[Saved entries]
————

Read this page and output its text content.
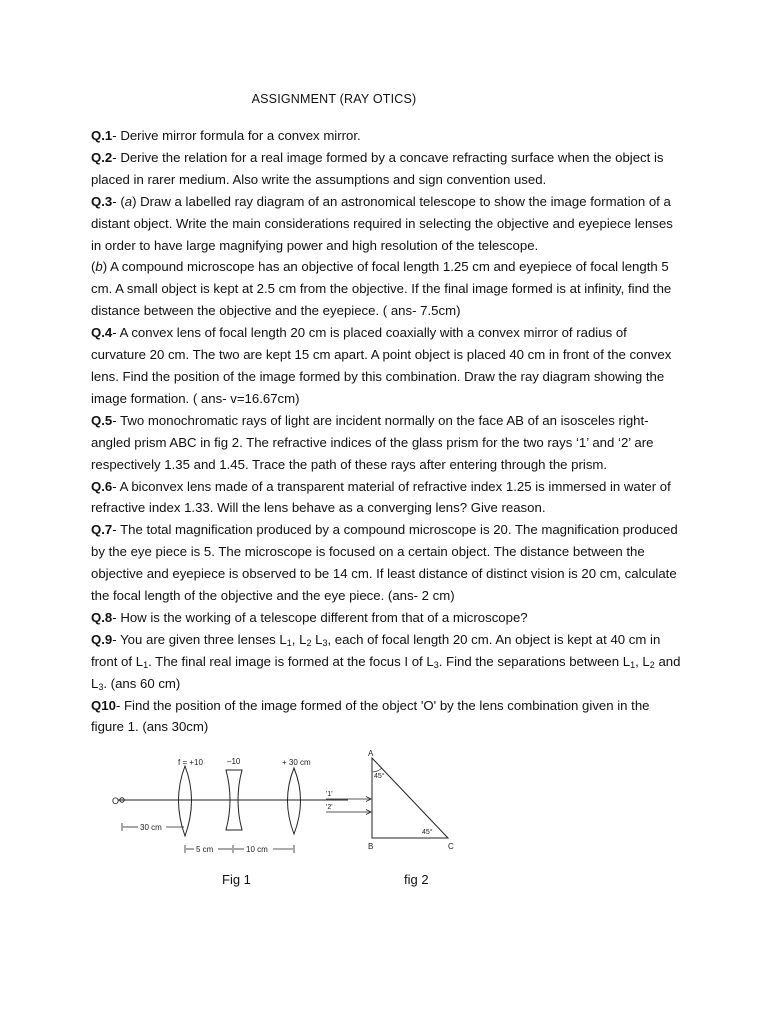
ASSIGNMENT (RAY OTICS)

Q.1- Derive mirror formula for a convex mirror.

Q.2- Derive the relation for a real image formed by a concave refracting surface when the object is placed in rarer medium. Also write the assumptions and sign convention used.

Q.3- (a) Draw a labelled ray diagram of an astronomical telescope to show the image formation of a distant object. Write the main considerations required in selecting the objective and eyepiece lenses in order to have large magnifying power and high resolution of the telescope.

(b) A compound microscope has an objective of focal length 1.25 cm and eyepiece of focal length 5 cm. A small object is kept at 2.5 cm from the objective. If the final image formed is at infinity, find the distance between the objective and the eyepiece. ( ans- 7.5cm)

Q.4- A convex lens of focal length 20 cm is placed coaxially with a convex mirror of radius of curvature 20 cm. The two are kept 15 cm apart. A point object is placed 40 cm in front of the convex lens. Find the position of the image formed by this combination. Draw the ray diagram showing the image formation. ( ans- v=16.67cm)

Q.5- Two monochromatic rays of light are incident normally on the face AB of an isosceles right-angled prism ABC in fig 2. The refractive indices of the glass prism for the two rays ‘1’ and ‘2’ are respectively 1.35 and 1.45. Trace the path of these rays after entering through the prism.

Q.6- A biconvex lens made of a transparent material of refractive index 1.25 is immersed in water of refractive index 1.33. Will the lens behave as a converging lens? Give reason.

Q.7- The total magnification produced by a compound microscope is 20. The magnification produced by the eye piece is 5. The microscope is focused on a certain object. The distance between the objective and eyepiece is observed to be 14 cm. If least distance of distinct vision is 20 cm, calculate the focal length of the objective and the eye piece. (ans- 2 cm)

Q.8- How is the working of a telescope different from that of a microscope?

Q.9- You are given three lenses $L_1$, $L_2$ $L_3$, each of focal length 20 cm. An object is kept at 40 cm in front of $L_1$. The final real image is formed at the focus I of $L_3$. Find the separations between $L_1$, $L_2$ and $L_3$. (ans 60 cm)

Q10- Find the position of the image formed of the object 'O' by the lens combination given in the figure 1. (ans 30cm)

O
f = +10	–10	+ 30 cm
30 cm
5 cm	10 cm
A
45°
45°
B	C
'1'
'2'
Fig 1	fig 2
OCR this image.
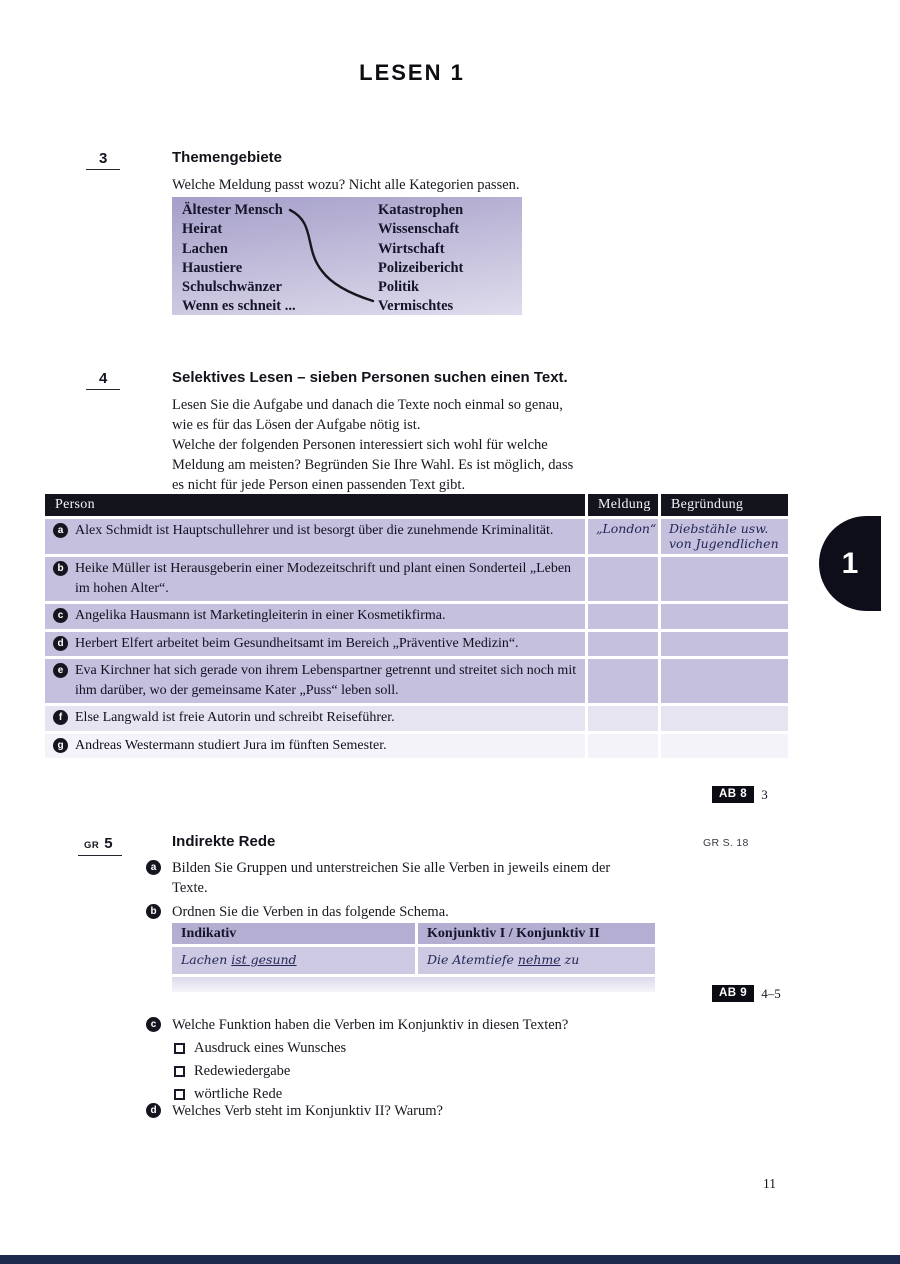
LESEN 1
3	Themengebiete
Welche Meldung passt wozu? Nicht alle Kategorien passen.
Ältester Mensch
Heirat
Lachen
Haustiere
Schulschwänzer
Wenn es schneit ...
Katastrophen
Wissenschaft
Wirtschaft
Polizeibericht
Politik
Vermischtes
4	Selektives Lesen – sieben Personen suchen einen Text.
Lesen Sie die Aufgabe und danach die Texte noch einmal so genau,
wie es für das Lösen der Aufgabe nötig ist.
Welche der folgenden Personen interessiert sich wohl für welche
Meldung am meisten? Begründen Sie Ihre Wahl. Es ist möglich, dass
es nicht für jede Person einen passenden Text gibt.
Person	Meldung	Begründung
a Alex Schmidt ist Hauptschullehrer und ist besorgt über die zunehmende Kriminalität.	„London“	Diebstähle usw. von Jugendlichen
b Heike Müller ist Herausgeberin einer Modezeitschrift und plant einen Sonderteil „Leben im hohen Alter“.
c Angelika Hausmann ist Marketingleiterin in einer Kosmetikfirma.
d Herbert Elfert arbeitet beim Gesundheitsamt im Bereich „Präventive Medizin“.
e Eva Kirchner hat sich gerade von ihrem Lebenspartner getrennt und streitet sich noch mit ihm darüber, wo der gemeinsame Kater „Puss“ leben soll.
f Else Langwald ist freie Autorin und schreibt Reiseführer.
g Andreas Westermann studiert Jura im fünften Semester.
AB 8	3
1
GR 5	Indirekte Rede	GR S. 18
a	Bilden Sie Gruppen und unterstreichen Sie alle Verben in jeweils einem der Texte.
b	Ordnen Sie die Verben in das folgende Schema.
Indikativ	Konjunktiv I / Konjunktiv II
Lachen ist gesund	Die Atemtiefe nehme zu
AB 9	4–5
c	Welche Funktion haben die Verben im Konjunktiv in diesen Texten?
Ausdruck eines Wunsches
Redewiedergabe
wörtliche Rede
d	Welches Verb steht im Konjunktiv II? Warum?
11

————

Using the data above, copy each line that contains "alle".

▶ **Solution to this problem**
Welche Meldung passt wozu? Nicht alle Kategorien passen.
a	Bilden Sie Gruppen und unterstreichen Sie alle Verben in jeweils einem der Texte.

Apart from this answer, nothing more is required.